▶ **EXERCISE**
Copy each line where the word "Datos" occurs.

══ RECORD EXTRACTS

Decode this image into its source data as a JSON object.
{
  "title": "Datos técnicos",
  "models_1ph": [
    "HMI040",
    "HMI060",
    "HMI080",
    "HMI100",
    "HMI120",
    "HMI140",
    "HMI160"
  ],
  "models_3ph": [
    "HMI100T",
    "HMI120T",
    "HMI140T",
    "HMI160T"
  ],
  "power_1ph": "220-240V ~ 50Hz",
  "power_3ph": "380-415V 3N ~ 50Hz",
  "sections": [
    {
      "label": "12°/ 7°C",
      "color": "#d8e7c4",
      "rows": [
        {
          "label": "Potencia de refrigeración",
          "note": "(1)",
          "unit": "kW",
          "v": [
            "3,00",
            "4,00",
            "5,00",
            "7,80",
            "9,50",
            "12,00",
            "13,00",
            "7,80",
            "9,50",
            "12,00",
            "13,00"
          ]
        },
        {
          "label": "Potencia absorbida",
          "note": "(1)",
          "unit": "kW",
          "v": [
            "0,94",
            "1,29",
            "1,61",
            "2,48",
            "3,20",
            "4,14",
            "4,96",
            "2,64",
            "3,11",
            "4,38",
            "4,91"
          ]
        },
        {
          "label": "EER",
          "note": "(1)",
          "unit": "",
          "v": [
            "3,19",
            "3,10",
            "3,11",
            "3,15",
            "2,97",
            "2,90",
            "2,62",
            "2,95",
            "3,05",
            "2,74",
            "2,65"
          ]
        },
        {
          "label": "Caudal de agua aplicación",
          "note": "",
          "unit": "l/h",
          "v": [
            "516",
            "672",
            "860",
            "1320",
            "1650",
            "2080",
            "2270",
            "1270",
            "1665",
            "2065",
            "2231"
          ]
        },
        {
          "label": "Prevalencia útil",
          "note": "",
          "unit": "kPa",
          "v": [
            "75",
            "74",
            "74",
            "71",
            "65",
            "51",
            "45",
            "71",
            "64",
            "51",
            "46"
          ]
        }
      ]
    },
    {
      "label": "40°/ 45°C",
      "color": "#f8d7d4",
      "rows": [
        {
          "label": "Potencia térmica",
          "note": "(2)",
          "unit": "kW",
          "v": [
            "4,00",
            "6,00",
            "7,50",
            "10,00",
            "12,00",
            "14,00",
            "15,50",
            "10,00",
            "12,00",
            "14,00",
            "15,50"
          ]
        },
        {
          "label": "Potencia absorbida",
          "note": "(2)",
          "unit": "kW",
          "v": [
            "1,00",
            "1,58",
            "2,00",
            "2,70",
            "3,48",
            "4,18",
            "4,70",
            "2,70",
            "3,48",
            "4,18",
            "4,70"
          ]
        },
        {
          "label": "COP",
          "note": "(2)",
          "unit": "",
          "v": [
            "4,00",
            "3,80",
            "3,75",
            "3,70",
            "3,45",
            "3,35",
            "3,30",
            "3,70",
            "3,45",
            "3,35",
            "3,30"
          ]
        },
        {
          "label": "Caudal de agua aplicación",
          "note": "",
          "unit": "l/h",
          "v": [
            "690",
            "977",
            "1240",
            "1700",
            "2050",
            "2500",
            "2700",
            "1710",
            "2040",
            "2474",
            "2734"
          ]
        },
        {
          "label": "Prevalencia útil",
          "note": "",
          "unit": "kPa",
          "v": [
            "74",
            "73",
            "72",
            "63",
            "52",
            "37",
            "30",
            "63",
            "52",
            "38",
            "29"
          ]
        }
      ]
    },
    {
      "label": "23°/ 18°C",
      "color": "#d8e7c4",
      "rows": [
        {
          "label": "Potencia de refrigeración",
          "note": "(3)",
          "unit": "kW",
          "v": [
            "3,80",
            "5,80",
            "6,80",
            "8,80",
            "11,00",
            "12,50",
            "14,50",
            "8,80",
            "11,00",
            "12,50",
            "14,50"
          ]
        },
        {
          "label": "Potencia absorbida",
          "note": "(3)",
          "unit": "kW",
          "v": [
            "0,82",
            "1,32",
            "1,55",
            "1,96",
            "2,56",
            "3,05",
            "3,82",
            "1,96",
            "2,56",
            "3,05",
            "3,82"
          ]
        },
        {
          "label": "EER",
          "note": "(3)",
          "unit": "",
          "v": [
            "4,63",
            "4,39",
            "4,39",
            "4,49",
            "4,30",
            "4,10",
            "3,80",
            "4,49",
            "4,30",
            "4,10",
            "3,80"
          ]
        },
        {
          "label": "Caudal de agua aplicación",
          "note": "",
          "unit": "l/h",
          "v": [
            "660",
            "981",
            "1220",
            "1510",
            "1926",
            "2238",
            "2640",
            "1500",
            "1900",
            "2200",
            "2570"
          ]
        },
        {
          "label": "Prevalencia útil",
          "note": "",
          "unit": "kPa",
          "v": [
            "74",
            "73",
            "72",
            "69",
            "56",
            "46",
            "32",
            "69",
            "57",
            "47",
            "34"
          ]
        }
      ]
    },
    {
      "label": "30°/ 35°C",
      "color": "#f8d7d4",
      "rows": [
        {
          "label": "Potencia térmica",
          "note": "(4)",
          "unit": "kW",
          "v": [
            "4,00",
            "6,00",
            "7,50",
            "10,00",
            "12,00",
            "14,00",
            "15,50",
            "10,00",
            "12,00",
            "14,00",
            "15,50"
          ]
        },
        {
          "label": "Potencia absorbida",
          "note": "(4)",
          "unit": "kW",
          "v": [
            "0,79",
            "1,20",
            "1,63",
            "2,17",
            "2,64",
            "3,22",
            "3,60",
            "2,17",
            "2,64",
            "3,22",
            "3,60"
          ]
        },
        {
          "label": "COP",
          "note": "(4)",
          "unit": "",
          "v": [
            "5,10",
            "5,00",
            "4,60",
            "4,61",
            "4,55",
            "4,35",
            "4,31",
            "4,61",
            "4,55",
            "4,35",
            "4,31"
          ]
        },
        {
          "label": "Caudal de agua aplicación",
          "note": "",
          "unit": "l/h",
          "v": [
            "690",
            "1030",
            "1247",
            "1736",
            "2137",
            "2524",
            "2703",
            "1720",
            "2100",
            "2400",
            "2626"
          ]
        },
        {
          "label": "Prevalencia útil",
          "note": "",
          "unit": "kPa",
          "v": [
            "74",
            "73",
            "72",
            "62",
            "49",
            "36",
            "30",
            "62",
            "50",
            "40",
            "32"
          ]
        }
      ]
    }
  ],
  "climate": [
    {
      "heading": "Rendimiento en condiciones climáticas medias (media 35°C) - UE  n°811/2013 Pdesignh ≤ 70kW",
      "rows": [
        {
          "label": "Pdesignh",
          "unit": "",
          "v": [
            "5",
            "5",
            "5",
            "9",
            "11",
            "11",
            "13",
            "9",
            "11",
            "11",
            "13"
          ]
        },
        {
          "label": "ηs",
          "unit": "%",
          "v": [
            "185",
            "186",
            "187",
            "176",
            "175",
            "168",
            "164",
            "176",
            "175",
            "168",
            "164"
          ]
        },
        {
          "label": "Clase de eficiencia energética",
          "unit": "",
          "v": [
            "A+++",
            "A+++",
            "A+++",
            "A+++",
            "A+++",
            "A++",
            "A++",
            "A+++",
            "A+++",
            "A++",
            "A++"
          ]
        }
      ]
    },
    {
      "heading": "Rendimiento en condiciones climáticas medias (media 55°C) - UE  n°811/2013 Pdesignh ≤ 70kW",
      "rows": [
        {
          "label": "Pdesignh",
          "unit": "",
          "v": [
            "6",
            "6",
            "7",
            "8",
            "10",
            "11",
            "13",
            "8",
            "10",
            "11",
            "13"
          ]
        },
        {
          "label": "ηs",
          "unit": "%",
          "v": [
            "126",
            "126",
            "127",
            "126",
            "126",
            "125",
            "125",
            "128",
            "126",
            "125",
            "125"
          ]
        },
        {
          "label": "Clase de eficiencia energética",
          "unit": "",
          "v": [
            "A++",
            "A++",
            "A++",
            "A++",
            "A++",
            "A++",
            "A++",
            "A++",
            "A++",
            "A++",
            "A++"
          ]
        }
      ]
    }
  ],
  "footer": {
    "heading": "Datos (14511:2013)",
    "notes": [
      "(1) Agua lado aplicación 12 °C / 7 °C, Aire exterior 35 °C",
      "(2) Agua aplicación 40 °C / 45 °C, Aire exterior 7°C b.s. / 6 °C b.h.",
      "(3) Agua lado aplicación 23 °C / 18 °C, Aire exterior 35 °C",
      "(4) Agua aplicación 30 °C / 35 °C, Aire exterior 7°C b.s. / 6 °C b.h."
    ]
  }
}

════

▶ **CORRECT ANSWER**
  "title": "Datos técnicos",
    "heading": "Datos (14511:2013)",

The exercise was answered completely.